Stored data
● ● ● ● ● ● ●

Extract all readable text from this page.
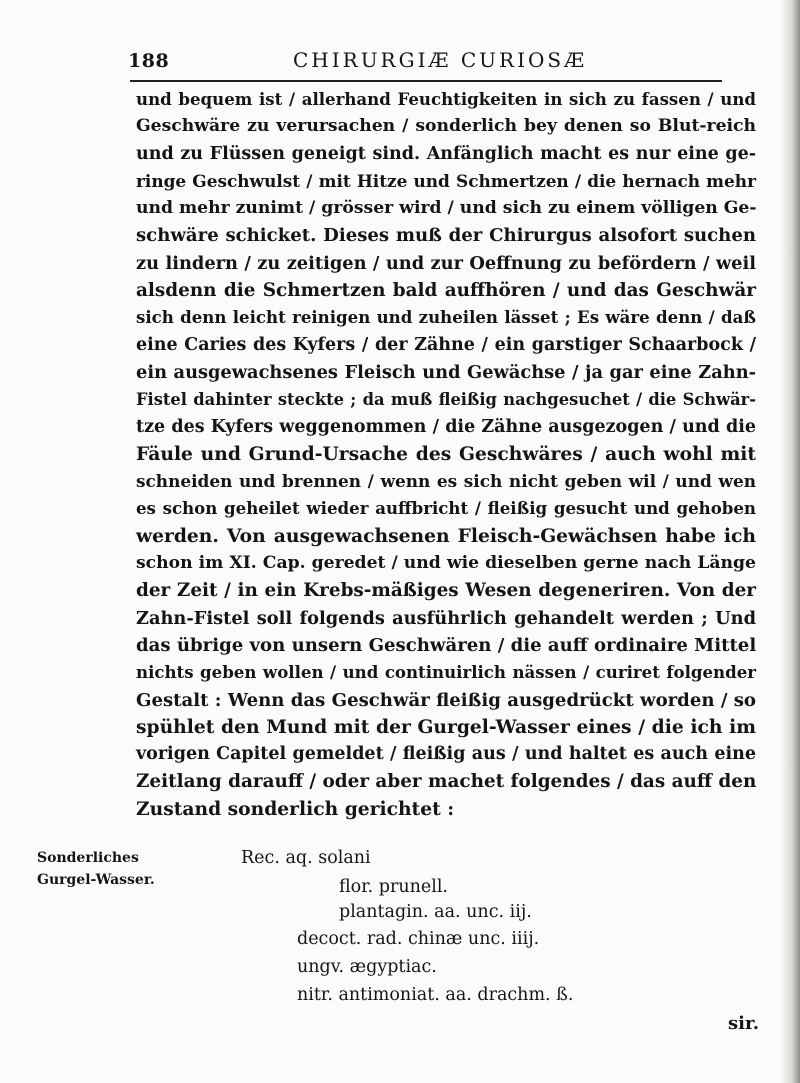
188	CHIRURGIÆ CURIOSÆ
und bequem ist / allerhand Feuchtigkeiten in sich zu fassen / und
Geschwäre zu verursachen / sonderlich bey denen so Blut-reich
und zu Flüssen geneigt sind. Anfänglich macht es nur eine ge-
ringe Geschwulst / mit Hitze und Schmertzen / die hernach mehr
und mehr zunimt / grösser wird / und sich zu einem völligen Ge-
schwäre schicket. Dieses muß der Chirurgus alsofort suchen
zu lindern / zu zeitigen / und zur Oeffnung zu befördern / weil
alsdenn die Schmertzen bald auffhören / und das Geschwär
sich denn leicht reinigen und zuheilen lässet ; Es wäre denn / daß
eine Caries des Kyfers / der Zähne / ein garstiger Schaarbock /
ein ausgewachsenes Fleisch und Gewächse / ja gar eine Zahn-
Fistel dahinter steckte ; da muß fleißig nachgesuchet / die Schwär-
tze des Kyfers weggenommen / die Zähne ausgezogen / und die
Fäule und Grund-Ursache des Geschwäres / auch wohl mit
schneiden und brennen / wenn es sich nicht geben wil / und wen
es schon geheilet wieder auffbricht / fleißig gesucht und gehoben
werden. Von ausgewachsenen Fleisch-Gewächsen habe ich
schon im XI. Cap. geredet / und wie dieselben gerne nach Länge
der Zeit / in ein Krebs-mäßiges Wesen degeneriren. Von der
Zahn-Fistel soll folgends ausführlich gehandelt werden ; Und
das übrige von unsern Geschwären / die auff ordinaire Mittel
nichts geben wollen / und continuirlich nässen / curiret folgender
Gestalt : Wenn das Geschwär fleißig ausgedrückt worden / so
spühlet den Mund mit der Gurgel-Wasser eines / die ich im
vorigen Capitel gemeldet / fleißig aus / und haltet es auch eine
Zeitlang darauff / oder aber machet folgendes / das auff den
Zustand sonderlich gerichtet :
Sonderliches
Gurgel-Wasser.
Rec. aq. solani
flor. prunell.
plantagin. aa. unc. iij.
decoct. rad. chinæ unc. iiij.
ungv. ægyptiac.
nitr. antimoniat. aa. drachm. ß.
sir.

● ● ● ● ● ● ●

## TASK OBJECTIVE
Every line above with the string "fleißig" in it needs to be copied.

## EXERCISE ANSWER
Fistel dahinter steckte ; da muß fleißig nachgesuchet / die Schwär-
es schon geheilet wieder auffbricht / fleißig gesucht und gehoben
Gestalt : Wenn das Geschwär fleißig ausgedrückt worden / so
vorigen Capitel gemeldet / fleißig aus / und haltet es auch eine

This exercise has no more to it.